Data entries
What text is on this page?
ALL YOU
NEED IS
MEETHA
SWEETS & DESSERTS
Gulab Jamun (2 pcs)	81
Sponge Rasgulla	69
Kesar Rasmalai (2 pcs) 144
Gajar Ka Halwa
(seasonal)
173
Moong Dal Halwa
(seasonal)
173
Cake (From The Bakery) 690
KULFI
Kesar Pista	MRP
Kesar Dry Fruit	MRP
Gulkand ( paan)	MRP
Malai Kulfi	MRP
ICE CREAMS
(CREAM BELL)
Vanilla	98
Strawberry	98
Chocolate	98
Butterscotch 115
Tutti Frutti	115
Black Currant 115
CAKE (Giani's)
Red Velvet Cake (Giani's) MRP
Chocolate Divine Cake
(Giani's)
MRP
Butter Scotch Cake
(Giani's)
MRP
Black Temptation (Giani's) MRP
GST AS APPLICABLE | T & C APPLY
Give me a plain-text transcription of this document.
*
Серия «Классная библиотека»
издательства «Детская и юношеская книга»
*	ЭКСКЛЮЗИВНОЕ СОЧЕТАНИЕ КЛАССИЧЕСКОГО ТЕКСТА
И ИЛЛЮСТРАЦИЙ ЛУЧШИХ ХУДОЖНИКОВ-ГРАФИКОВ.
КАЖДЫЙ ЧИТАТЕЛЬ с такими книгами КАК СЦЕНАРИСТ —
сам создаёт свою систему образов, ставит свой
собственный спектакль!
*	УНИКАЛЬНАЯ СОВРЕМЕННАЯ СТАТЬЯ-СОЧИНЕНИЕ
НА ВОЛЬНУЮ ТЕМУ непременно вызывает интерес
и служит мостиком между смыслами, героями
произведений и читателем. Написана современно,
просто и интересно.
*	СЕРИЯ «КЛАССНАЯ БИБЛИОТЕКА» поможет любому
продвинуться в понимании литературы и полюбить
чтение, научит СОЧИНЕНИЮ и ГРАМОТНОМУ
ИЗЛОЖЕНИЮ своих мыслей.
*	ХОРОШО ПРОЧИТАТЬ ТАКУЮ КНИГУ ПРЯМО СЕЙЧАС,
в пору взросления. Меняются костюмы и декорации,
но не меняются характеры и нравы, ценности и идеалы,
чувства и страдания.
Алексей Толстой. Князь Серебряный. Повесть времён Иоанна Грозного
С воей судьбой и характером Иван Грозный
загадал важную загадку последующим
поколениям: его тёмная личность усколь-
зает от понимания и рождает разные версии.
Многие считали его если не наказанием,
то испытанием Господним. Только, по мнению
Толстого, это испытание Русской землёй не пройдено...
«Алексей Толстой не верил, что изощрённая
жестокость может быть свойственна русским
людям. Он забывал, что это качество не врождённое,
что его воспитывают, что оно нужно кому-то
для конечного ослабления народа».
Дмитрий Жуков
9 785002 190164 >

• [Brief]:
Copy out the whole listing, exactly as written.

• [Exercise answer]:
What text is on this page?
ALL YOU
NEED IS
MEETHA
SWEETS & DESSERTS
Gulab Jamun (2 pcs)	81
Sponge Rasgulla	69
Kesar Rasmalai (2 pcs) 144
Gajar Ka Halwa
(seasonal)
173
Moong Dal Halwa
(seasonal)
173
Cake (From The Bakery) 690
KULFI
Kesar Pista	MRP
Kesar Dry Fruit	MRP
Gulkand ( paan)	MRP
Malai Kulfi	MRP
ICE CREAMS
(CREAM BELL)
Vanilla	98
Strawberry	98
Chocolate	98
Butterscotch 115
Tutti Frutti	115
Black Currant 115
CAKE (Giani's)
Red Velvet Cake (Giani's) MRP
Chocolate Divine Cake
(Giani's)
MRP
Butter Scotch Cake
(Giani's)
MRP
Black Temptation (Giani's) MRP
GST AS APPLICABLE | T & C APPLY
Give me a plain-text transcription of this document.
*
Серия «Классная библиотека»
издательства «Детская и юношеская книга»
*	ЭКСКЛЮЗИВНОЕ СОЧЕТАНИЕ КЛАССИЧЕСКОГО ТЕКСТА
И ИЛЛЮСТРАЦИЙ ЛУЧШИХ ХУДОЖНИКОВ-ГРАФИКОВ.
КАЖДЫЙ ЧИТАТЕЛЬ с такими книгами КАК СЦЕНАРИСТ —
сам создаёт свою систему образов, ставит свой
собственный спектакль!
*	УНИКАЛЬНАЯ СОВРЕМЕННАЯ СТАТЬЯ-СОЧИНЕНИЕ
НА ВОЛЬНУЮ ТЕМУ непременно вызывает интерес
и служит мостиком между смыслами, героями
произведений и читателем. Написана современно,
просто и интересно.
*	СЕРИЯ «КЛАССНАЯ БИБЛИОТЕКА» поможет любому
продвинуться в понимании литературы и полюбить
чтение, научит СОЧИНЕНИЮ и ГРАМОТНОМУ
ИЗЛОЖЕНИЮ своих мыслей.
*	ХОРОШО ПРОЧИТАТЬ ТАКУЮ КНИГУ ПРЯМО СЕЙЧАС,
в пору взросления. Меняются костюмы и декорации,
но не меняются характеры и нравы, ценности и идеалы,
чувства и страдания.
Алексей Толстой. Князь Серебряный. Повесть времён Иоанна Грозного
С воей судьбой и характером Иван Грозный
загадал важную загадку последующим
поколениям: его тёмная личность усколь-
зает от понимания и рождает разные версии.
Многие считали его если не наказанием,
то испытанием Господним. Только, по мнению
Толстого, это испытание Русской землёй не пройдено...
«Алексей Толстой не верил, что изощрённая
жестокость может быть свойственна русским
людям. Он забывал, что это качество не врождённое,
что его воспитывают, что оно нужно кому-то
для конечного ослабления народа».
Дмитрий Жуков
9 785002 190164 >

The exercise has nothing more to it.